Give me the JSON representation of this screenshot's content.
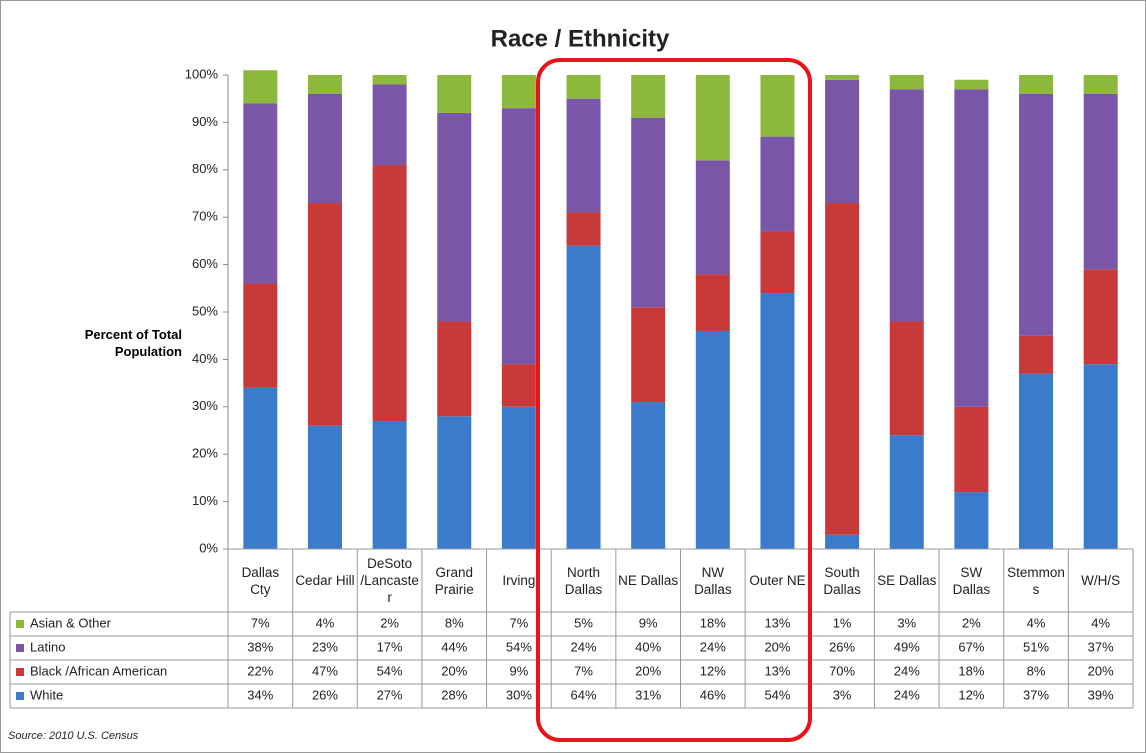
{
  "chart_data": {
    "type": "stacked_bar",
    "title": "Race / Ethnicity",
    "y_label": "Percent of Total Population",
    "source": "Source: 2010 U.S. Census",
    "categories": [
      "Dallas Cty",
      "Cedar Hill",
      "DeSoto /Lancaster",
      "Grand Prairie",
      "Irving",
      "North Dallas",
      "NE Dallas",
      "NW Dallas",
      "Outer NE",
      "South Dallas",
      "SE Dallas",
      "SW Dallas",
      "Stemmons",
      "W/H/S"
    ],
    "series": [
      {
        "name": "Asian & Other",
        "color": "#8cb83c",
        "values": [
          7,
          4,
          2,
          8,
          7,
          5,
          9,
          18,
          13,
          1,
          3,
          2,
          4,
          4
        ],
        "value_labels": [
          "7%",
          "4%",
          "2%",
          "8%",
          "7%",
          "5%",
          "9%",
          "18%",
          "13%",
          "1%",
          "3%",
          "2%",
          "4%",
          "4%"
        ]
      },
      {
        "name": "Latino",
        "color": "#7a56a8",
        "values": [
          38,
          23,
          17,
          44,
          54,
          24,
          40,
          24,
          20,
          26,
          49,
          67,
          51,
          37
        ],
        "value_labels": [
          "38%",
          "23%",
          "17%",
          "44%",
          "54%",
          "24%",
          "40%",
          "24%",
          "20%",
          "26%",
          "49%",
          "67%",
          "51%",
          "37%"
        ]
      },
      {
        "name": "Black /African American",
        "color": "#c8393a",
        "values": [
          22,
          47,
          54,
          20,
          9,
          7,
          20,
          12,
          13,
          70,
          24,
          18,
          8,
          20
        ],
        "value_labels": [
          "22%",
          "47%",
          "54%",
          "20%",
          "9%",
          "7%",
          "20%",
          "12%",
          "13%",
          "70%",
          "24%",
          "18%",
          "8%",
          "20%"
        ]
      },
      {
        "name": "White",
        "color": "#3b7bcb",
        "values": [
          34,
          26,
          27,
          28,
          30,
          64,
          31,
          46,
          54,
          3,
          24,
          12,
          37,
          39
        ],
        "value_labels": [
          "34%",
          "26%",
          "27%",
          "28%",
          "30%",
          "64%",
          "31%",
          "46%",
          "54%",
          "3%",
          "24%",
          "12%",
          "37%",
          "39%"
        ]
      }
    ],
    "ylim": [
      0,
      100
    ],
    "yticks": [
      {
        "value": 0,
        "label": "0%"
      },
      {
        "value": 10,
        "label": "10%"
      },
      {
        "value": 20,
        "label": "20%"
      },
      {
        "value": 30,
        "label": "30%"
      },
      {
        "value": 40,
        "label": "40%"
      },
      {
        "value": 50,
        "label": "50%"
      },
      {
        "value": 60,
        "label": "60%"
      },
      {
        "value": 70,
        "label": "70%"
      },
      {
        "value": 80,
        "label": "80%"
      },
      {
        "value": 90,
        "label": "90%"
      },
      {
        "value": 100,
        "label": "100%"
      }
    ],
    "grid": false
  }
}
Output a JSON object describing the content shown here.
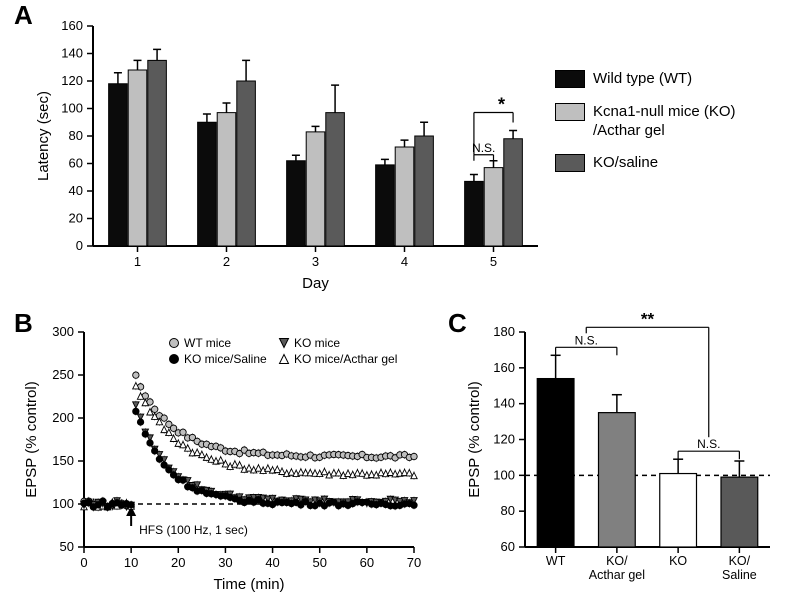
{
  "colors": {
    "background": "#ffffff",
    "axis": "#000000",
    "text": "#000000",
    "bar_wt": "#0b0b0b",
    "bar_ko_acthar": "#bfbfbf",
    "bar_ko_saline": "#5a5a5a",
    "bar_panelC_wt": "#000000",
    "bar_panelC_koActhar": "#808080",
    "bar_panelC_ko": "#ffffff",
    "bar_panelC_koSaline": "#595959",
    "bar_outline": "#000000",
    "marker_wt": "#bfbfbf",
    "marker_ko": "#5a5a5a",
    "marker_koSaline": "#000000",
    "marker_koActhar": "#ffffff",
    "marker_outline": "#000000",
    "dashed": "#000000"
  },
  "panelA": {
    "label": "A",
    "type": "bar",
    "x_label": "Day",
    "y_label": "Latency (sec)",
    "x_categories": [
      "1",
      "2",
      "3",
      "4",
      "5"
    ],
    "ylim": [
      0,
      160
    ],
    "yticks": [
      0,
      20,
      40,
      60,
      80,
      100,
      120,
      140,
      160
    ],
    "bar_width": 0.22,
    "series": [
      {
        "name": "WT",
        "label": "Wild type (WT)",
        "color_key": "bar_wt",
        "values": [
          118,
          90,
          62,
          59,
          47
        ],
        "errors": [
          8,
          6,
          4,
          4,
          5
        ]
      },
      {
        "name": "KO_Acthar",
        "label": "Kcna1-null mice (KO)\n/Acthar gel",
        "color_key": "bar_ko_acthar",
        "values": [
          128,
          97,
          83,
          72,
          57
        ],
        "errors": [
          7,
          7,
          4,
          5,
          5
        ]
      },
      {
        "name": "KO_Saline",
        "label": "KO/saline",
        "color_key": "bar_ko_saline",
        "values": [
          135,
          120,
          97,
          80,
          78
        ],
        "errors": [
          8,
          15,
          20,
          10,
          6
        ]
      }
    ],
    "sig": {
      "left_text": "N.S.",
      "right_text": "*"
    },
    "legend_items": [
      {
        "color_key": "bar_wt",
        "text": "Wild type (WT)"
      },
      {
        "color_key": "bar_ko_acthar",
        "text": "Kcna1-null mice (KO)\n/Acthar gel"
      },
      {
        "color_key": "bar_ko_saline",
        "text": "KO/saline"
      }
    ],
    "title_fontsize": 15,
    "tick_fontsize": 13
  },
  "panelB": {
    "label": "B",
    "type": "scatter-timecourse",
    "x_label": "Time (min)",
    "y_label": "EPSP (% control)",
    "xlim": [
      0,
      70
    ],
    "xticks": [
      0,
      10,
      20,
      30,
      40,
      50,
      60,
      70
    ],
    "ylim": [
      50,
      300
    ],
    "yticks": [
      50,
      100,
      150,
      200,
      250,
      300
    ],
    "hfs_text": "HFS (100 Hz, 1 sec)",
    "hfs_time": 10,
    "dashed_y": 100,
    "legend_items": [
      {
        "shape": "circle",
        "fill_key": "marker_wt",
        "text": "WT mice"
      },
      {
        "shape": "triangle-down",
        "fill_key": "marker_ko",
        "text": "KO mice"
      },
      {
        "shape": "circle",
        "fill_key": "marker_koSaline",
        "text": "KO mice/Saline"
      },
      {
        "shape": "triangle-up",
        "fill_key": "marker_koActhar",
        "text": "KO mice/Acthar gel"
      }
    ],
    "baseline": {
      "start": 0,
      "end": 10,
      "step": 1,
      "value": 100,
      "jitter": 4
    },
    "post": {
      "start": 11,
      "end": 70,
      "step": 1,
      "series": {
        "WT": {
          "peak": 260,
          "plateau": 155,
          "decay": 8
        },
        "KO_Acthar": {
          "peak": 250,
          "plateau": 135,
          "decay": 9
        },
        "KO": {
          "peak": 230,
          "plateau": 103,
          "decay": 7
        },
        "KO_Saline": {
          "peak": 225,
          "plateau": 100,
          "decay": 7
        }
      }
    },
    "err_bar": 10
  },
  "panelC": {
    "label": "C",
    "type": "bar",
    "y_label": "EPSP (% control)",
    "x_categories": [
      "WT",
      "KO/\nActhar gel",
      "KO",
      "KO/\nSaline"
    ],
    "ylim": [
      60,
      180
    ],
    "yticks": [
      60,
      80,
      100,
      120,
      140,
      160,
      180
    ],
    "bar_width": 0.6,
    "dashed_y": 100,
    "values": [
      154,
      135,
      101,
      99
    ],
    "errors": [
      13,
      10,
      8,
      9
    ],
    "colors_keys": [
      "bar_panelC_wt",
      "bar_panelC_koActhar",
      "bar_panelC_ko",
      "bar_panelC_koSaline"
    ],
    "sig_top": {
      "text": "**",
      "left_ns": "N.S.",
      "right_ns": "N.S."
    }
  }
}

====================

**Exercise brief:** Retype all the records shown above, character for character. Omit every picture.

**Answer below:**
Give me the JSON representation of this screenshot's content.
{
  "chart_data": {
    "type": "stacked_bar",
    "title": "Race / Ethnicity",
    "y_label": "Percent of Total Population",
    "source": "Source: 2010 U.S. Census",
    "categories": [
      "Dallas Cty",
      "Cedar Hill",
      "DeSoto /Lancaster",
      "Grand Prairie",
      "Irving",
      "North Dallas",
      "NE Dallas",
      "NW Dallas",
      "Outer NE",
      "South Dallas",
      "SE Dallas",
      "SW Dallas",
      "Stemmons",
      "W/H/S"
    ],
    "series": [
      {
        "name": "Asian & Other",
        "color": "#8cb83c",
        "values": [
          7,
          4,
          2,
          8,
          7,
          5,
          9,
          18,
          13,
          1,
          3,
          2,
          4,
          4
        ],
        "value_labels": [
          "7%",
          "4%",
          "2%",
          "8%",
          "7%",
          "5%",
          "9%",
          "18%",
          "13%",
          "1%",
          "3%",
          "2%",
          "4%",
          "4%"
        ]
      },
      {
        "name": "Latino",
        "color": "#7a56a8",
        "values": [
          38,
          23,
          17,
          44,
          54,
          24,
          40,
          24,
          20,
          26,
          49,
          67,
          51,
          37
        ],
        "value_labels": [
          "38%",
          "23%",
          "17%",
          "44%",
          "54%",
          "24%",
          "40%",
          "24%",
          "20%",
          "26%",
          "49%",
          "67%",
          "51%",
          "37%"
        ]
      },
      {
        "name": "Black /African American",
        "color": "#c8393a",
        "values": [
          22,
          47,
          54,
          20,
          9,
          7,
          20,
          12,
          13,
          70,
          24,
          18,
          8,
          20
        ],
        "value_labels": [
          "22%",
          "47%",
          "54%",
          "20%",
          "9%",
          "7%",
          "20%",
          "12%",
          "13%",
          "70%",
          "24%",
          "18%",
          "8%",
          "20%"
        ]
      },
      {
        "name": "White",
        "color": "#3b7bcb",
        "values": [
          34,
          26,
          27,
          28,
          30,
          64,
          31,
          46,
          54,
          3,
          24,
          12,
          37,
          39
        ],
        "value_labels": [
          "34%",
          "26%",
          "27%",
          "28%",
          "30%",
          "64%",
          "31%",
          "46%",
          "54%",
          "3%",
          "24%",
          "12%",
          "37%",
          "39%"
        ]
      }
    ],
    "ylim": [
      0,
      100
    ],
    "yticks": [
      {
        "value": 0,
        "label": "0%"
      },
      {
        "value": 10,
        "label": "10%"
      },
      {
        "value": 20,
        "label": "20%"
      },
      {
        "value": 30,
        "label": "30%"
      },
      {
        "value": 40,
        "label": "40%"
      },
      {
        "value": 50,
        "label": "50%"
      },
      {
        "value": 60,
        "label": "60%"
      },
      {
        "value": 70,
        "label": "70%"
      },
      {
        "value": 80,
        "label": "80%"
      },
      {
        "value": 90,
        "label": "90%"
      },
      {
        "value": 100,
        "label": "100%"
      }
    ],
    "grid": false
  }
}
Output a JSON object describing the content shown here.
{
  "colors": {
    "background": "#ffffff",
    "axis": "#000000",
    "text": "#000000",
    "bar_wt": "#0b0b0b",
    "bar_ko_acthar": "#bfbfbf",
    "bar_ko_saline": "#5a5a5a",
    "bar_panelC_wt": "#000000",
    "bar_panelC_koActhar": "#808080",
    "bar_panelC_ko": "#ffffff",
    "bar_panelC_koSaline": "#595959",
    "bar_outline": "#000000",
    "marker_wt": "#bfbfbf",
    "marker_ko": "#5a5a5a",
    "marker_koSaline": "#000000",
    "marker_koActhar": "#ffffff",
    "marker_outline": "#000000",
    "dashed": "#000000"
  },
  "panelA": {
    "label": "A",
    "type": "bar",
    "x_label": "Day",
    "y_label": "Latency (sec)",
    "x_categories": [
      "1",
      "2",
      "3",
      "4",
      "5"
    ],
    "ylim": [
      0,
      160
    ],
    "yticks": [
      0,
      20,
      40,
      60,
      80,
      100,
      120,
      140,
      160
    ],
    "bar_width": 0.22,
    "series": [
      {
        "name": "WT",
        "label": "Wild type (WT)",
        "color_key": "bar_wt",
        "values": [
          118,
          90,
          62,
          59,
          47
        ],
        "errors": [
          8,
          6,
          4,
          4,
          5
        ]
      },
      {
        "name": "KO_Acthar",
        "label": "Kcna1-null mice (KO)\n/Acthar gel",
        "color_key": "bar_ko_acthar",
        "values": [
          128,
          97,
          83,
          72,
          57
        ],
        "errors": [
          7,
          7,
          4,
          5,
          5
        ]
      },
      {
        "name": "KO_Saline",
        "label": "KO/saline",
        "color_key": "bar_ko_saline",
        "values": [
          135,
          120,
          97,
          80,
          78
        ],
        "errors": [
          8,
          15,
          20,
          10,
          6
        ]
      }
    ],
    "sig": {
      "left_text": "N.S.",
      "right_text": "*"
    },
    "legend_items": [
      {
        "color_key": "bar_wt",
        "text": "Wild type (WT)"
      },
      {
        "color_key": "bar_ko_acthar",
        "text": "Kcna1-null mice (KO)\n/Acthar gel"
      },
      {
        "color_key": "bar_ko_saline",
        "text": "KO/saline"
      }
    ],
    "title_fontsize": 15,
    "tick_fontsize": 13
  },
  "panelB": {
    "label": "B",
    "type": "scatter-timecourse",
    "x_label": "Time (min)",
    "y_label": "EPSP (% control)",
    "xlim": [
      0,
      70
    ],
    "xticks": [
      0,
      10,
      20,
      30,
      40,
      50,
      60,
      70
    ],
    "ylim": [
      50,
      300
    ],
    "yticks": [
      50,
      100,
      150,
      200,
      250,
      300
    ],
    "hfs_text": "HFS (100 Hz, 1 sec)",
    "hfs_time": 10,
    "dashed_y": 100,
    "legend_items": [
      {
        "shape": "circle",
        "fill_key": "marker_wt",
        "text": "WT mice"
      },
      {
        "shape": "triangle-down",
        "fill_key": "marker_ko",
        "text": "KO mice"
      },
      {
        "shape": "circle",
        "fill_key": "marker_koSaline",
        "text": "KO mice/Saline"
      },
      {
        "shape": "triangle-up",
        "fill_key": "marker_koActhar",
        "text": "KO mice/Acthar gel"
      }
    ],
    "baseline": {
      "start": 0,
      "end": 10,
      "step": 1,
      "value": 100,
      "jitter": 4
    },
    "post": {
      "start": 11,
      "end": 70,
      "step": 1,
      "series": {
        "WT": {
          "peak": 260,
          "plateau": 155,
          "decay": 8
        },
        "KO_Acthar": {
          "peak": 250,
          "plateau": 135,
          "decay": 9
        },
        "KO": {
          "peak": 230,
          "plateau": 103,
          "decay": 7
        },
        "KO_Saline": {
          "peak": 225,
          "plateau": 100,
          "decay": 7
        }
      }
    },
    "err_bar": 10
  },
  "panelC": {
    "label": "C",
    "type": "bar",
    "y_label": "EPSP (% control)",
    "x_categories": [
      "WT",
      "KO/\nActhar gel",
      "KO",
      "KO/\nSaline"
    ],
    "ylim": [
      60,
      180
    ],
    "yticks": [
      60,
      80,
      100,
      120,
      140,
      160,
      180
    ],
    "bar_width": 0.6,
    "dashed_y": 100,
    "values": [
      154,
      135,
      101,
      99
    ],
    "errors": [
      13,
      10,
      8,
      9
    ],
    "colors_keys": [
      "bar_panelC_wt",
      "bar_panelC_koActhar",
      "bar_panelC_ko",
      "bar_panelC_koSaline"
    ],
    "sig_top": {
      "text": "**",
      "left_ns": "N.S.",
      "right_ns": "N.S."
    }
  }
}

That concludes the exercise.